Page and application data records
□ □ □

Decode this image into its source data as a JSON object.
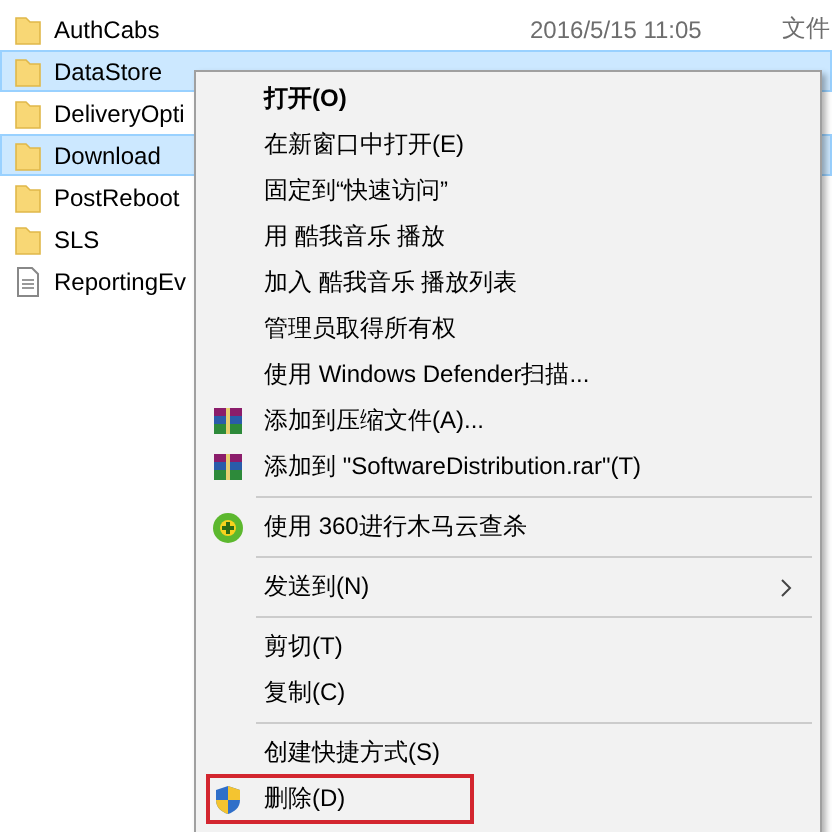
{
  "files": [
    {
      "name": "AuthCabs",
      "kind": "folder",
      "selected": false,
      "date": "2016/5/15 11:05",
      "type": "文件"
    },
    {
      "name": "DataStore",
      "kind": "folder",
      "selected": true
    },
    {
      "name": "DeliveryOpti",
      "kind": "folder",
      "selected": false
    },
    {
      "name": "Download",
      "kind": "folder",
      "selected": true
    },
    {
      "name": "PostReboot",
      "kind": "folder",
      "selected": false
    },
    {
      "name": "SLS",
      "kind": "folder",
      "selected": false
    },
    {
      "name": "ReportingEv",
      "kind": "file",
      "selected": false
    }
  ],
  "context_menu": {
    "groups": [
      [
        {
          "label": "打开(O)",
          "kind": "plain",
          "bold": true
        },
        {
          "label": "在新窗口中打开(E)",
          "kind": "plain"
        },
        {
          "label": "固定到“快速访问”",
          "kind": "plain"
        },
        {
          "label": "用 酷我音乐 播放",
          "kind": "plain"
        },
        {
          "label": "加入 酷我音乐 播放列表",
          "kind": "plain"
        },
        {
          "label": "管理员取得所有权",
          "kind": "plain"
        },
        {
          "label": "使用 Windows Defender扫描...",
          "kind": "plain"
        },
        {
          "label": "添加到压缩文件(A)...",
          "kind": "archive"
        },
        {
          "label": "添加到 \"SoftwareDistribution.rar\"(T)",
          "kind": "archive"
        }
      ],
      [
        {
          "label": "使用 360进行木马云查杀",
          "kind": "antivirus"
        }
      ],
      [
        {
          "label": "发送到(N)",
          "kind": "plain",
          "submenu": true
        }
      ],
      [
        {
          "label": "剪切(T)",
          "kind": "plain"
        },
        {
          "label": "复制(C)",
          "kind": "plain"
        }
      ],
      [
        {
          "label": "创建快捷方式(S)",
          "kind": "plain"
        },
        {
          "label": "删除(D)",
          "kind": "shield",
          "highlighted": true
        }
      ]
    ]
  }
}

□ □ □

- How to complete this task -
"name" is the word to look for; copy every line of the data that has it.

- Answer below -
      "name": "AuthCabs",
      "name": "DataStore",
      "name": "DeliveryOpti",
      "name": "Download",
      "name": "PostReboot",
      "name": "SLS",
      "name": "ReportingEv",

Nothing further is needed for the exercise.